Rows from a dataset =

↓↓↓

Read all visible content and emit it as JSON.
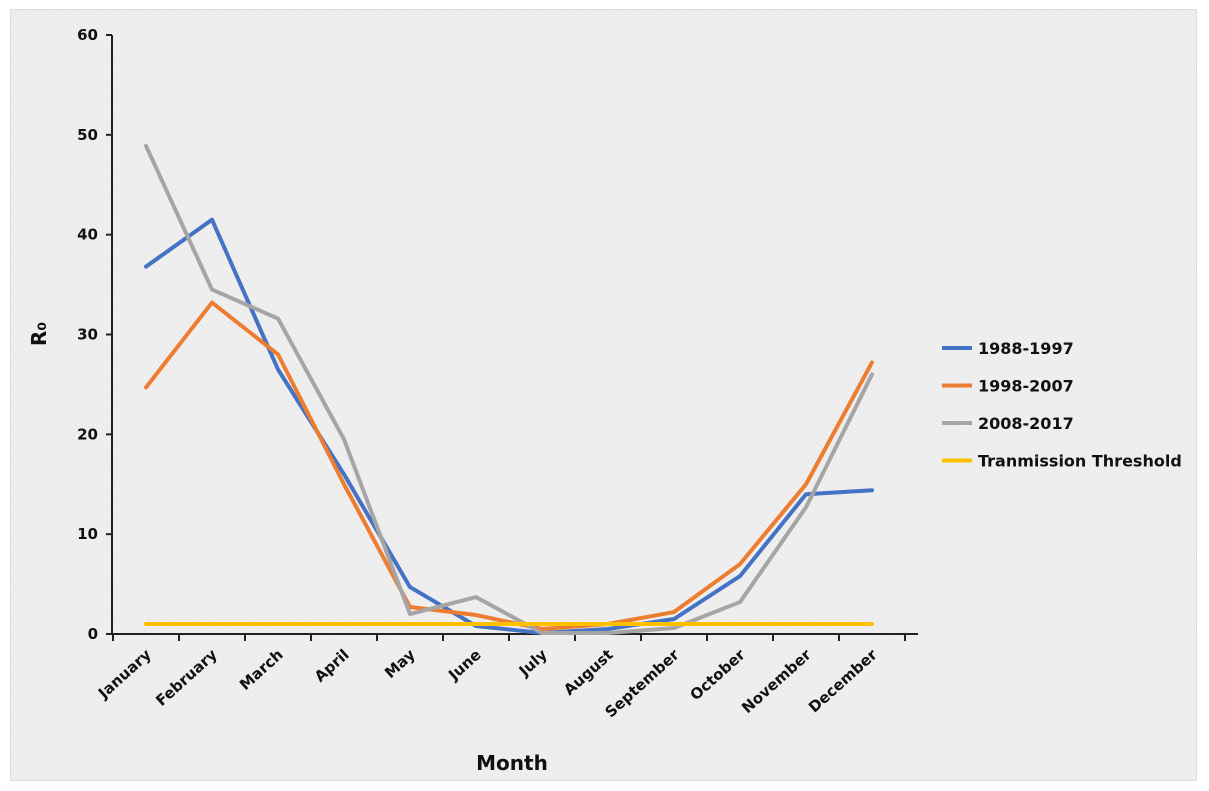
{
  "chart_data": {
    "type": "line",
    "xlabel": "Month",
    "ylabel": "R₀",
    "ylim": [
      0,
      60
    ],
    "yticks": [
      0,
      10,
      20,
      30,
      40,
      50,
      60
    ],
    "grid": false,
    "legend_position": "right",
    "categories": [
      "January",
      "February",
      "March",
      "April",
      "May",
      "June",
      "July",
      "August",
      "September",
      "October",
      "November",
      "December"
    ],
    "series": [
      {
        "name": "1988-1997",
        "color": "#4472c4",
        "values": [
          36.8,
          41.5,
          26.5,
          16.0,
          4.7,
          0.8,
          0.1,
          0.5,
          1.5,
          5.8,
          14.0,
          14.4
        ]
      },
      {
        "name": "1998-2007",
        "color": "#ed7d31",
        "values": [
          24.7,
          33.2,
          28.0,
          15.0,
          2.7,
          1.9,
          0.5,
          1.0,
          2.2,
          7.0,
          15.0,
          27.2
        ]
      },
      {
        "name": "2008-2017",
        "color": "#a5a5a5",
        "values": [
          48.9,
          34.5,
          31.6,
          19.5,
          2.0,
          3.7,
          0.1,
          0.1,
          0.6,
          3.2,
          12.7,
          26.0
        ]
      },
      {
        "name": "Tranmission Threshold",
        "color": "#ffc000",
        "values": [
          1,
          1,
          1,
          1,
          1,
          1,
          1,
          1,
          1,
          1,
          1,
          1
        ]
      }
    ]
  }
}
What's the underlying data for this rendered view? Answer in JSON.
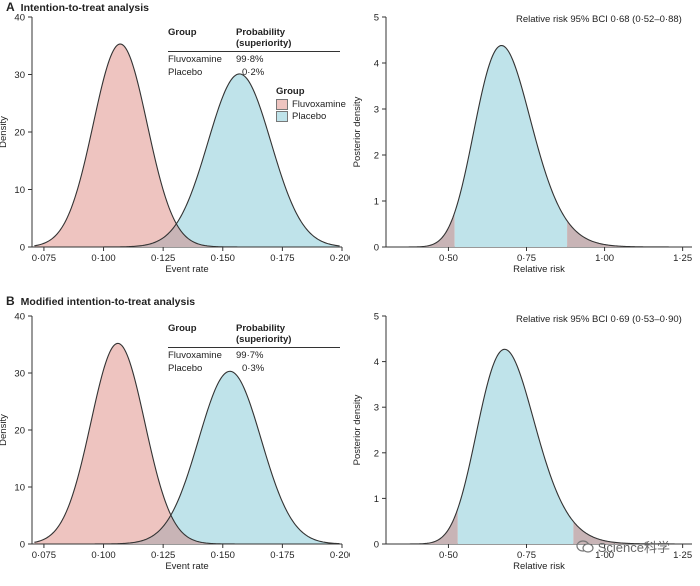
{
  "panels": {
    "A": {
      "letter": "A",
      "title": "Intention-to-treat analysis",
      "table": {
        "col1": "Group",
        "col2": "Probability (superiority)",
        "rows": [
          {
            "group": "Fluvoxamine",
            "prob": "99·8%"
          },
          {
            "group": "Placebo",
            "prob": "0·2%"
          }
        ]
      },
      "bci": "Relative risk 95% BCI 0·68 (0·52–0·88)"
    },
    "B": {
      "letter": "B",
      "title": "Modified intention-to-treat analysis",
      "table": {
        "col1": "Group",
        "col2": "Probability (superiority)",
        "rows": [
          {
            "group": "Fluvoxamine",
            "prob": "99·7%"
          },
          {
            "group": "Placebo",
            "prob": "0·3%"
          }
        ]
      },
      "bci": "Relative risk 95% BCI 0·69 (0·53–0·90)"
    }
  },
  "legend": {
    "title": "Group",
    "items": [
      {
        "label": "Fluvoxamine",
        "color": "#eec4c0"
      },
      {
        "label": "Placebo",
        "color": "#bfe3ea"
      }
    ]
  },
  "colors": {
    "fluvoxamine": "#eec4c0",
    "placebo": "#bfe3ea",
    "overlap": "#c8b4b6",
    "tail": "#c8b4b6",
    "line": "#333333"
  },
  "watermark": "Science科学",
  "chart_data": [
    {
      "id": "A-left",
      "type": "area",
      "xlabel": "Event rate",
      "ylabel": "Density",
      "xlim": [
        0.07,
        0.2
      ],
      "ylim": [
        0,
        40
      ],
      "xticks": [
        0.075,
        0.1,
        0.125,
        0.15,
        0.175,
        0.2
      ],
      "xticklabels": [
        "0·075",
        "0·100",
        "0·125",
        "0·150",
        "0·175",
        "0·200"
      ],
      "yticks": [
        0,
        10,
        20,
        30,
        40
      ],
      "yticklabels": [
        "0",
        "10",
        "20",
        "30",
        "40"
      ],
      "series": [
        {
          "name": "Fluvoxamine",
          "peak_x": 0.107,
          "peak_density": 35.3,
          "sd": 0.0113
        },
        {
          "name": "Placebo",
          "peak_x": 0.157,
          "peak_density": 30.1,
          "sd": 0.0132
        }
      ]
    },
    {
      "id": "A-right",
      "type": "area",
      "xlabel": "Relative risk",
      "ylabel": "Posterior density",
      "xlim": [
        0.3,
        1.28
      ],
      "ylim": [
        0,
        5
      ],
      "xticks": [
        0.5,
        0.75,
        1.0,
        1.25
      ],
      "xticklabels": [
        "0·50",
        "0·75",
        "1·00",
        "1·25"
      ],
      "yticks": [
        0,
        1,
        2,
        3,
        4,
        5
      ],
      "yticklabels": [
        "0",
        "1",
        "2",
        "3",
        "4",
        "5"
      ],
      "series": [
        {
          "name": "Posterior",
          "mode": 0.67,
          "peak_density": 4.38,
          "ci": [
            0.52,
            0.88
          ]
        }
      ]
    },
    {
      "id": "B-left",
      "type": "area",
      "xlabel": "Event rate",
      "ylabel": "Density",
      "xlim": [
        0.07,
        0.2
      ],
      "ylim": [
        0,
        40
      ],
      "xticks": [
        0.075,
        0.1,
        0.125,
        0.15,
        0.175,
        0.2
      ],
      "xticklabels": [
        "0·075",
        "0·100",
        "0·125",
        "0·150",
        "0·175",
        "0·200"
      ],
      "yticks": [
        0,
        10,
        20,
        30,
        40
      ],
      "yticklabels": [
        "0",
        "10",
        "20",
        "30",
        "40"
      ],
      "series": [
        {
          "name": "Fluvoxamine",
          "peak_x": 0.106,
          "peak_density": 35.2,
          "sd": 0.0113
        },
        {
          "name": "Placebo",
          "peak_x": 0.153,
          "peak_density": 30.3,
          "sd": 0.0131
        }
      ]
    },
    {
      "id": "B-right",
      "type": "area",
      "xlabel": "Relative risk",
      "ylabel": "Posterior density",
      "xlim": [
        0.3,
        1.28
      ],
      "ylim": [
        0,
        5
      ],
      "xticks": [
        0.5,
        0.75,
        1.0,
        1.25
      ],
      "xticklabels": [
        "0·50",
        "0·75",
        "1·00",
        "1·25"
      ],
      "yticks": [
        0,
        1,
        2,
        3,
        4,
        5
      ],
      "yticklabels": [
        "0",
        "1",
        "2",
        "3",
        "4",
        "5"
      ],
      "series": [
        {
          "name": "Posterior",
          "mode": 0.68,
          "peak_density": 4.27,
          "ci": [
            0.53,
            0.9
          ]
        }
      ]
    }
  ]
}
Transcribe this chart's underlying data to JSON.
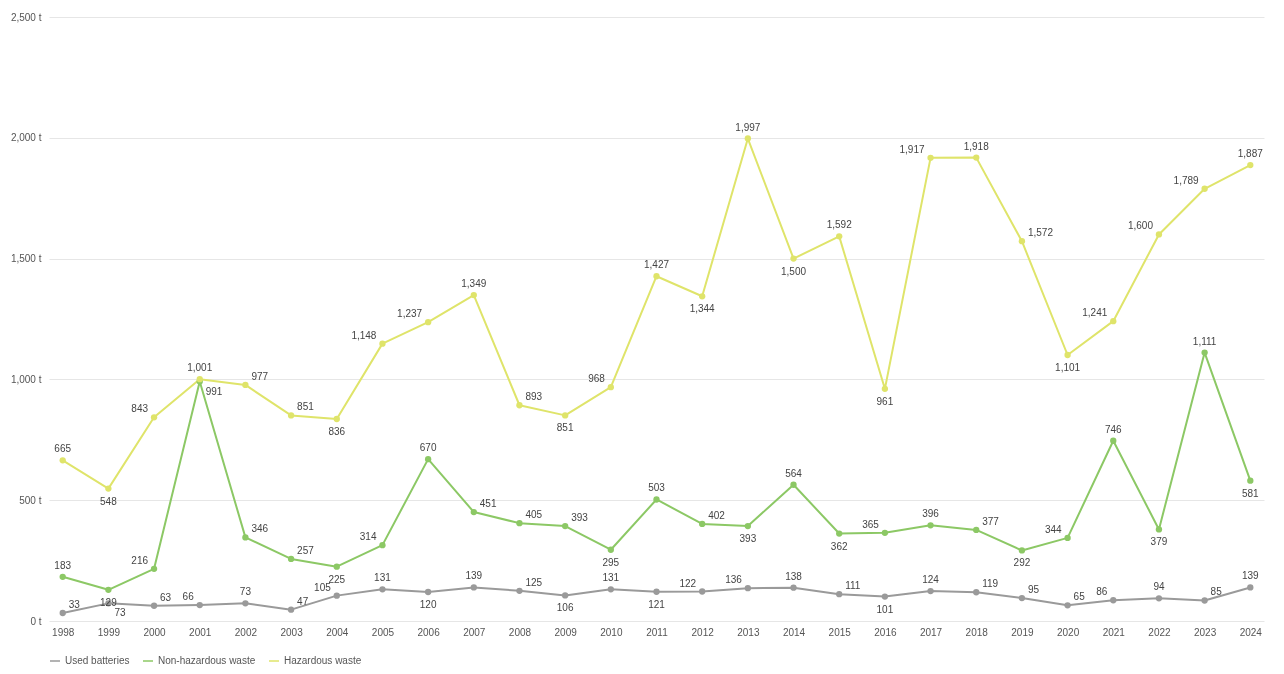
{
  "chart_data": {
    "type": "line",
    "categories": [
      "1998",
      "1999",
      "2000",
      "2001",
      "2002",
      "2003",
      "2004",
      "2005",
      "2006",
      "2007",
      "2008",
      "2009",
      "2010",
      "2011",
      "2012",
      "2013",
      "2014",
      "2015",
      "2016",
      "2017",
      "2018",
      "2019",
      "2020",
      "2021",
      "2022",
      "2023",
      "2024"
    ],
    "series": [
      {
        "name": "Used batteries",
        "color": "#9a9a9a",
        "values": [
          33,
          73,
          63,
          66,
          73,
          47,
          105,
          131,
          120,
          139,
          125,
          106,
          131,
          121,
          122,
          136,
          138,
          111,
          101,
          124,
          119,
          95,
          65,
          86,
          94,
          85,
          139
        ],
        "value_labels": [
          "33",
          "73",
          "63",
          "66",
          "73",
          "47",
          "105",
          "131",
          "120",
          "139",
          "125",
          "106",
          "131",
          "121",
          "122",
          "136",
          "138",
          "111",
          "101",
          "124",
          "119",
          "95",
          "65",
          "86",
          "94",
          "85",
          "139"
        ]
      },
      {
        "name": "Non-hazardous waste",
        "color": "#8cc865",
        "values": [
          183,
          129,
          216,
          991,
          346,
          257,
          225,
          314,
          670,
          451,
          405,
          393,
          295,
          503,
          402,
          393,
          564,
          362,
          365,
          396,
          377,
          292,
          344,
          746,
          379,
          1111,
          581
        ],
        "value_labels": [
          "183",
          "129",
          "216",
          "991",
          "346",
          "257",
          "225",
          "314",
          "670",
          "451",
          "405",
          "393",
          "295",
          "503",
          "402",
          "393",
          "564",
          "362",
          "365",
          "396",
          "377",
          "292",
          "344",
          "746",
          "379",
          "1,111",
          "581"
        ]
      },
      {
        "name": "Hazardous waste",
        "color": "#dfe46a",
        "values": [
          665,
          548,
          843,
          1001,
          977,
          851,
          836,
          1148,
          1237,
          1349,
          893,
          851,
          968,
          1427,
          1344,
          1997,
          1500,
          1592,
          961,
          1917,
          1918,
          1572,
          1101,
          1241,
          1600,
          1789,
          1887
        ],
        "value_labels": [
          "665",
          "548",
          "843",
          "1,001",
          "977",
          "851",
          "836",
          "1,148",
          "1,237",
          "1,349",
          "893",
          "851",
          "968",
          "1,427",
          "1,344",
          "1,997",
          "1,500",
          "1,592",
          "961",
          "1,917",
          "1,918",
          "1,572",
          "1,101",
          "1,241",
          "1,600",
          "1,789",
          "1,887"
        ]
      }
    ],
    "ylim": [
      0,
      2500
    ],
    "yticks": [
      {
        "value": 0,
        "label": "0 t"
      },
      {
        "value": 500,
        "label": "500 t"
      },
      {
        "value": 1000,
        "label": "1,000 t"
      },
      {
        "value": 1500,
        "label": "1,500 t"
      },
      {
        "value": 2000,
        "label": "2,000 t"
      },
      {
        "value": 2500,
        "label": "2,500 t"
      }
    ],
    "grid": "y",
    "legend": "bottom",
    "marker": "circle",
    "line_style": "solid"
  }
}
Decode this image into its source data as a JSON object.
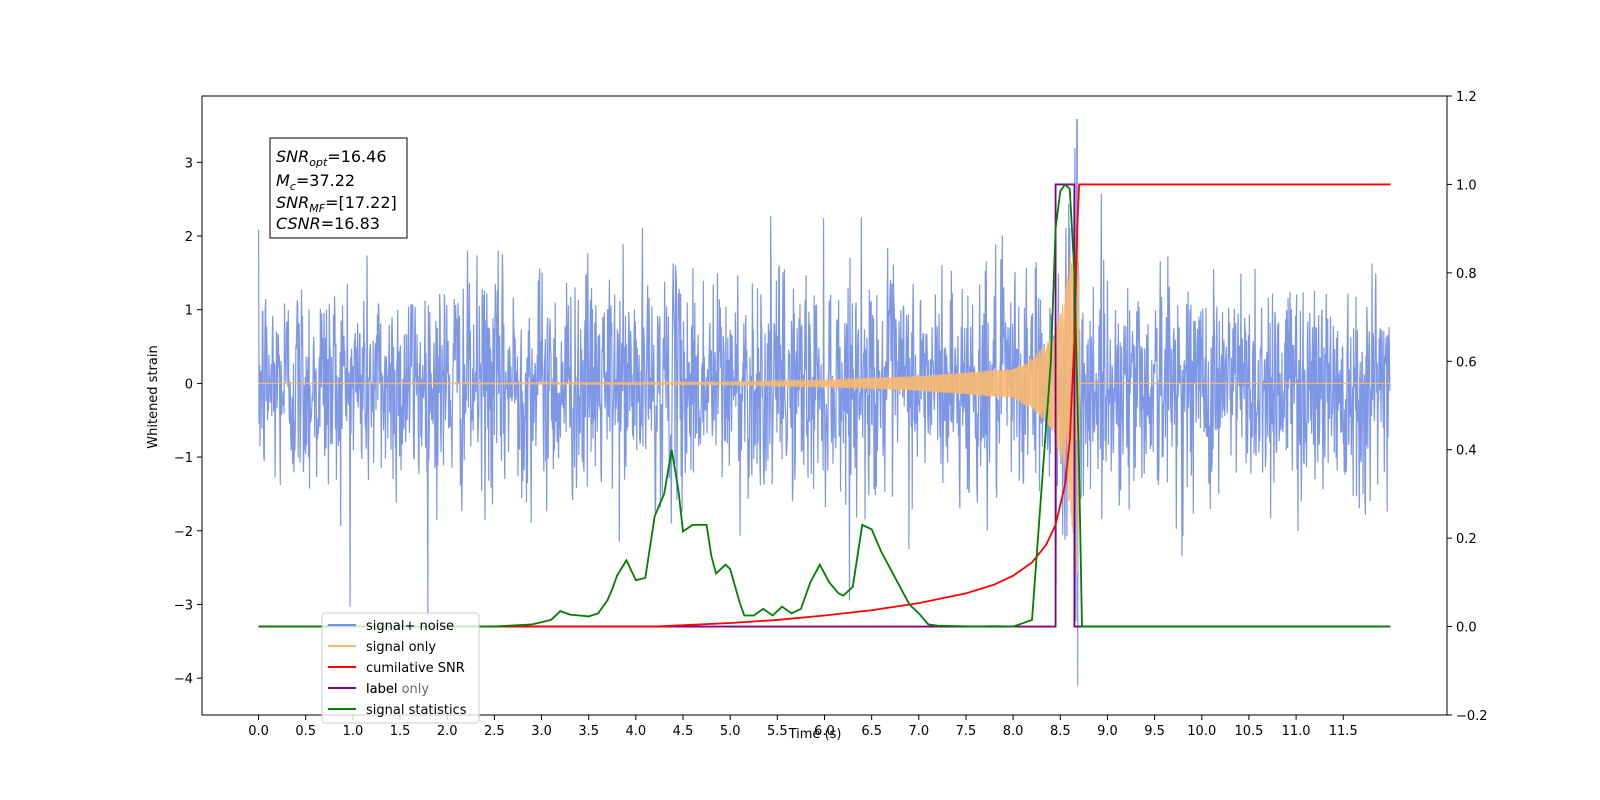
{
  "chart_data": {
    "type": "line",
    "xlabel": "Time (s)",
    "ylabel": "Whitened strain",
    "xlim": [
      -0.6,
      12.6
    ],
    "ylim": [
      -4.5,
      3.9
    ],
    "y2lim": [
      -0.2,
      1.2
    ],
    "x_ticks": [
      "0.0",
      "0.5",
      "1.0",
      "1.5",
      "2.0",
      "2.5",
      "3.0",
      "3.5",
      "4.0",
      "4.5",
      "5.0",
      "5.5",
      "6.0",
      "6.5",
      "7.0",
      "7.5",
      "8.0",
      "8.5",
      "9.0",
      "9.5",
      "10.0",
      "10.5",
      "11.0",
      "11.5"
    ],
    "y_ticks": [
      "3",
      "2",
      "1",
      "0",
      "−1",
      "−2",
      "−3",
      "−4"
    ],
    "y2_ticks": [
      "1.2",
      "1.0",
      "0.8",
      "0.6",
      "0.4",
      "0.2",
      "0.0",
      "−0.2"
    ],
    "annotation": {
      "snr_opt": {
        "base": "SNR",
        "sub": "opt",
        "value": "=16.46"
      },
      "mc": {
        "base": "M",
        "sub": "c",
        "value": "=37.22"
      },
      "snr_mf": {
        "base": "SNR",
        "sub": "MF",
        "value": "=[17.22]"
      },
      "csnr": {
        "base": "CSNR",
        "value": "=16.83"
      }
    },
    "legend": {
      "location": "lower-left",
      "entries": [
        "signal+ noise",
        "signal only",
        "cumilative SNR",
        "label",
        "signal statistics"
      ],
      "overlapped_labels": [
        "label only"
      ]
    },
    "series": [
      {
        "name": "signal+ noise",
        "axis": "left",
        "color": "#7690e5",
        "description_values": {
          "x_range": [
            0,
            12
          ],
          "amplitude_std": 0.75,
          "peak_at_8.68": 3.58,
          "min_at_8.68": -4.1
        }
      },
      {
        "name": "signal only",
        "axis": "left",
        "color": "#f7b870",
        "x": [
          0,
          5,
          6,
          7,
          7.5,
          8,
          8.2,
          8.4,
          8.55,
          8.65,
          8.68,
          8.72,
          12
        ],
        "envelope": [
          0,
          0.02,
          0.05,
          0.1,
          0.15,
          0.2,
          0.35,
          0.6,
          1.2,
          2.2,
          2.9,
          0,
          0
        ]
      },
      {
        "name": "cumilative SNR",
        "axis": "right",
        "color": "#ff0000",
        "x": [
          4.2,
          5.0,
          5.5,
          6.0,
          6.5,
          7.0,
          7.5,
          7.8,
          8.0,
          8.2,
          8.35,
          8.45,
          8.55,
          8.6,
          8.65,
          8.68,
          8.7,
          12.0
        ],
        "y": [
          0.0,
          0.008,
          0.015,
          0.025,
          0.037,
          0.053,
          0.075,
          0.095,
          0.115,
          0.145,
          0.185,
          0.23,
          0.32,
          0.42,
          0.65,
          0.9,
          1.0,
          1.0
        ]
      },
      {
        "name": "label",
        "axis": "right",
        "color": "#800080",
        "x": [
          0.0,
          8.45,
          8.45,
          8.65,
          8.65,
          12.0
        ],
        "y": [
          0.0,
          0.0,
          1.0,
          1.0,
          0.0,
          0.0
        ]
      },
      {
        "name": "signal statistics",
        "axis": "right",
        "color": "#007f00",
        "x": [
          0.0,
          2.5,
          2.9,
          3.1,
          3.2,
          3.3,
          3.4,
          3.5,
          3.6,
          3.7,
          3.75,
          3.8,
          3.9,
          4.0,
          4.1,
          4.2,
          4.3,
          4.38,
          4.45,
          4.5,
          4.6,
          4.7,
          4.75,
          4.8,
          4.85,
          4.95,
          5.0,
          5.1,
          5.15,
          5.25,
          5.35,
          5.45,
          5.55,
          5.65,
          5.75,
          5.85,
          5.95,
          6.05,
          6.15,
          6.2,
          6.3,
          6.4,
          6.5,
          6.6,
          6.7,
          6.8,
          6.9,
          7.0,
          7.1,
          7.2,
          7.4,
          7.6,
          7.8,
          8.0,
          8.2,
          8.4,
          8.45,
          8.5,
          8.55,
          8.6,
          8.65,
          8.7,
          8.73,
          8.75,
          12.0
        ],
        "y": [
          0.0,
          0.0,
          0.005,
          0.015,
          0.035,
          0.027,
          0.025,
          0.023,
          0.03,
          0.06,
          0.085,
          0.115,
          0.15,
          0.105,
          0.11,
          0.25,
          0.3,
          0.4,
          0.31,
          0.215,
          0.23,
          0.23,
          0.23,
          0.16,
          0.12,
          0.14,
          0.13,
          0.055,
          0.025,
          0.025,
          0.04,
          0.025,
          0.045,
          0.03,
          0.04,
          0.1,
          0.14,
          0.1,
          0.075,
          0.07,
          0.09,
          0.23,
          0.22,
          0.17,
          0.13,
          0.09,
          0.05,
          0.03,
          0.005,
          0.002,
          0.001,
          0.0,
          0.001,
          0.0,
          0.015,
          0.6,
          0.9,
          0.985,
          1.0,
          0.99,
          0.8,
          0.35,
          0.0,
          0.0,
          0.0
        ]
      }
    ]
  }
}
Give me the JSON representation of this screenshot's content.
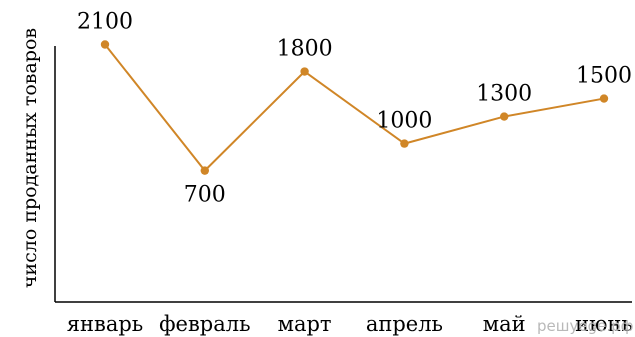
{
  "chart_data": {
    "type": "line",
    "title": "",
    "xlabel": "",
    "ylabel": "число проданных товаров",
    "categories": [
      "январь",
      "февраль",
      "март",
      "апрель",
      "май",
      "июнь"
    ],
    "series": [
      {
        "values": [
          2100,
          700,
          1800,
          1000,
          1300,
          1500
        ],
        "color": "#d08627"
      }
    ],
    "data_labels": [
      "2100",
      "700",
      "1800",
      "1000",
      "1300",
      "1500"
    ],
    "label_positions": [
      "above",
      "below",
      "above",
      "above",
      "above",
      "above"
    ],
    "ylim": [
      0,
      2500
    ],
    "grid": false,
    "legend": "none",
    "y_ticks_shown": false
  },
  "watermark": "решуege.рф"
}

↑↑↑

What you will do = Write the lines from the line containing "Give me the" through the last line of the data out again exactly, and only those lines; pictures stay out.

Answer for this exercise =
Give me the JSON representation of this screenshot's content.
{
  "chart_data": {
    "type": "line",
    "title": "",
    "xlabel": "",
    "ylabel": "число проданных товаров",
    "categories": [
      "январь",
      "февраль",
      "март",
      "апрель",
      "май",
      "июнь"
    ],
    "series": [
      {
        "values": [
          2100,
          700,
          1800,
          1000,
          1300,
          1500
        ],
        "color": "#d08627"
      }
    ],
    "data_labels": [
      "2100",
      "700",
      "1800",
      "1000",
      "1300",
      "1500"
    ],
    "label_positions": [
      "above",
      "below",
      "above",
      "above",
      "above",
      "above"
    ],
    "ylim": [
      0,
      2500
    ],
    "grid": false,
    "legend": "none",
    "y_ticks_shown": false
  },
  "watermark": "решуege.рф"
}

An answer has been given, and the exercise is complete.